→ What you should do
Give back the full listing, character for character, with no pictures.

→ Data supplied

-------

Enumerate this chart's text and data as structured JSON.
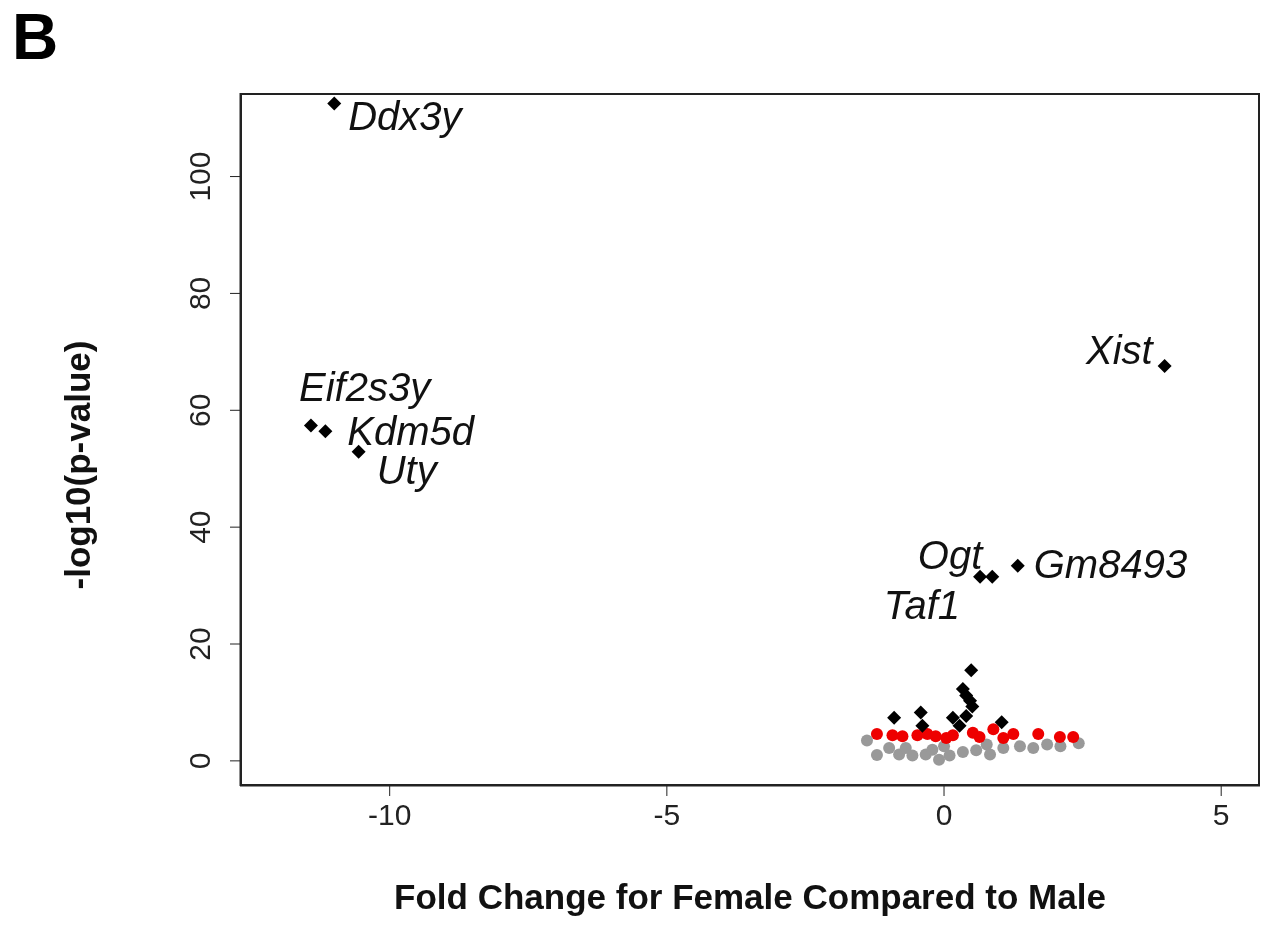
{
  "chart_data": {
    "type": "scatter",
    "xlabel": "Fold Change for Female Compared to Male",
    "ylabel": "-log10(p-value)",
    "xlim": [
      -12.7,
      5.7
    ],
    "xticks": [
      -10,
      -5,
      0,
      5
    ],
    "ylim": [
      -4.3,
      114.3
    ],
    "yticks": [
      0,
      20,
      40,
      60,
      80,
      100
    ],
    "grid": false,
    "legend": false,
    "series": [
      {
        "color": "#999999",
        "marker": "circle",
        "x": [
          -1.39,
          -1.21,
          -0.99,
          -0.81,
          -0.69,
          -0.57,
          -0.33,
          -0.21,
          -0.09,
          0.0,
          0.1,
          0.34,
          0.58,
          0.77,
          0.83,
          1.07,
          1.37,
          1.61,
          1.86,
          2.1,
          2.43
        ],
        "values": [
          3.5,
          1.0,
          2.2,
          1.1,
          2.2,
          0.9,
          1.1,
          1.9,
          0.2,
          2.5,
          0.9,
          1.5,
          1.8,
          2.8,
          1.1,
          2.2,
          2.5,
          2.2,
          2.8,
          2.5,
          3.0
        ]
      },
      {
        "color": "#ee0000",
        "marker": "circle",
        "x": [
          -1.21,
          -0.93,
          -0.75,
          -0.48,
          -0.3,
          -0.15,
          0.04,
          0.16,
          0.34,
          0.52,
          0.64,
          0.89,
          1.07,
          1.25,
          1.7,
          2.09,
          2.33
        ],
        "values": [
          4.6,
          4.4,
          4.2,
          4.4,
          4.6,
          4.2,
          3.9,
          4.4,
          null,
          4.8,
          4.1,
          5.4,
          3.9,
          4.6,
          4.6,
          4.1,
          4.1
        ]
      },
      {
        "color": "#000000",
        "marker": "diamond",
        "x": [
          -11.0,
          -11.42,
          -11.16,
          -10.56,
          3.98,
          0.65,
          0.87,
          1.33,
          0.49,
          0.34,
          0.4,
          0.47,
          0.51,
          -0.9,
          -0.42,
          -0.39,
          0.16,
          0.28,
          0.4,
          1.04
        ],
        "values": [
          112.5,
          57.4,
          56.4,
          52.9,
          67.6,
          31.5,
          31.5,
          33.4,
          15.5,
          12.3,
          11.2,
          10.3,
          9.3,
          7.4,
          8.3,
          6.0,
          7.4,
          6.0,
          7.7,
          6.6
        ]
      }
    ],
    "annotations": [
      "B",
      {
        "text": "Ddx3y",
        "x": -11.0,
        "y": 112.5
      },
      {
        "text": "Eif2s3y",
        "x": -11.42,
        "y": 57.4
      },
      {
        "text": "Kdm5d",
        "x": -11.16,
        "y": 56.4
      },
      {
        "text": "Uty",
        "x": -10.56,
        "y": 52.9
      },
      {
        "text": "Xist",
        "x": 3.98,
        "y": 67.6
      },
      {
        "text": "Ogt",
        "x": 0.87,
        "y": 31.5
      },
      {
        "text": "Taf1",
        "x": 0.65,
        "y": 31.5
      },
      {
        "text": "Gm8493",
        "x": 1.33,
        "y": 33.4
      }
    ]
  }
}
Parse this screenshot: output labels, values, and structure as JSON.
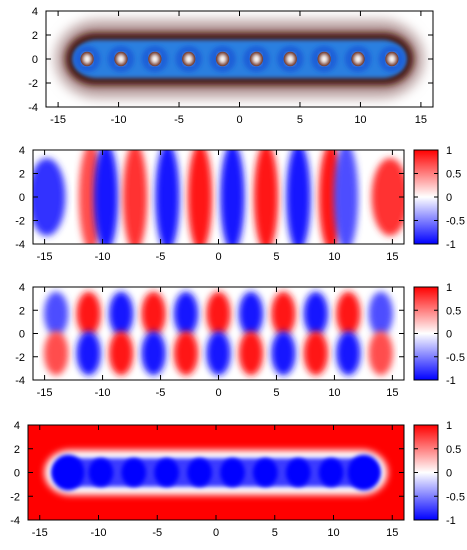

-------

→ Reply to the task
Enumerate this chart's text and data as structured JSON.
{
  "chart_data": {
    "type": "scatter",
    "xlabel": "Fold Change for Female Compared to Male",
    "ylabel": "-log10(p-value)",
    "xlim": [
      -12.7,
      5.7
    ],
    "xticks": [
      -10,
      -5,
      0,
      5
    ],
    "ylim": [
      -4.3,
      114.3
    ],
    "yticks": [
      0,
      20,
      40,
      60,
      80,
      100
    ],
    "grid": false,
    "legend": false,
    "series": [
      {
        "color": "#999999",
        "marker": "circle",
        "x": [
          -1.39,
          -1.21,
          -0.99,
          -0.81,
          -0.69,
          -0.57,
          -0.33,
          -0.21,
          -0.09,
          0.0,
          0.1,
          0.34,
          0.58,
          0.77,
          0.83,
          1.07,
          1.37,
          1.61,
          1.86,
          2.1,
          2.43
        ],
        "values": [
          3.5,
          1.0,
          2.2,
          1.1,
          2.2,
          0.9,
          1.1,
          1.9,
          0.2,
          2.5,
          0.9,
          1.5,
          1.8,
          2.8,
          1.1,
          2.2,
          2.5,
          2.2,
          2.8,
          2.5,
          3.0
        ]
      },
      {
        "color": "#ee0000",
        "marker": "circle",
        "x": [
          -1.21,
          -0.93,
          -0.75,
          -0.48,
          -0.3,
          -0.15,
          0.04,
          0.16,
          0.34,
          0.52,
          0.64,
          0.89,
          1.07,
          1.25,
          1.7,
          2.09,
          2.33
        ],
        "values": [
          4.6,
          4.4,
          4.2,
          4.4,
          4.6,
          4.2,
          3.9,
          4.4,
          null,
          4.8,
          4.1,
          5.4,
          3.9,
          4.6,
          4.6,
          4.1,
          4.1
        ]
      },
      {
        "color": "#000000",
        "marker": "diamond",
        "x": [
          -11.0,
          -11.42,
          -11.16,
          -10.56,
          3.98,
          0.65,
          0.87,
          1.33,
          0.49,
          0.34,
          0.4,
          0.47,
          0.51,
          -0.9,
          -0.42,
          -0.39,
          0.16,
          0.28,
          0.4,
          1.04
        ],
        "values": [
          112.5,
          57.4,
          56.4,
          52.9,
          67.6,
          31.5,
          31.5,
          33.4,
          15.5,
          12.3,
          11.2,
          10.3,
          9.3,
          7.4,
          8.3,
          6.0,
          7.4,
          6.0,
          7.7,
          6.6
        ]
      }
    ],
    "annotations": [
      "B",
      {
        "text": "Ddx3y",
        "x": -11.0,
        "y": 112.5
      },
      {
        "text": "Eif2s3y",
        "x": -11.42,
        "y": 57.4
      },
      {
        "text": "Kdm5d",
        "x": -11.16,
        "y": 56.4
      },
      {
        "text": "Uty",
        "x": -10.56,
        "y": 52.9
      },
      {
        "text": "Xist",
        "x": 3.98,
        "y": 67.6
      },
      {
        "text": "Ogt",
        "x": 0.87,
        "y": 31.5
      },
      {
        "text": "Taf1",
        "x": 0.65,
        "y": 31.5
      },
      {
        "text": "Gm8493",
        "x": 1.33,
        "y": 33.4
      }
    ]
  }
}
Parse this screenshot: output labels, values, and structure as JSON.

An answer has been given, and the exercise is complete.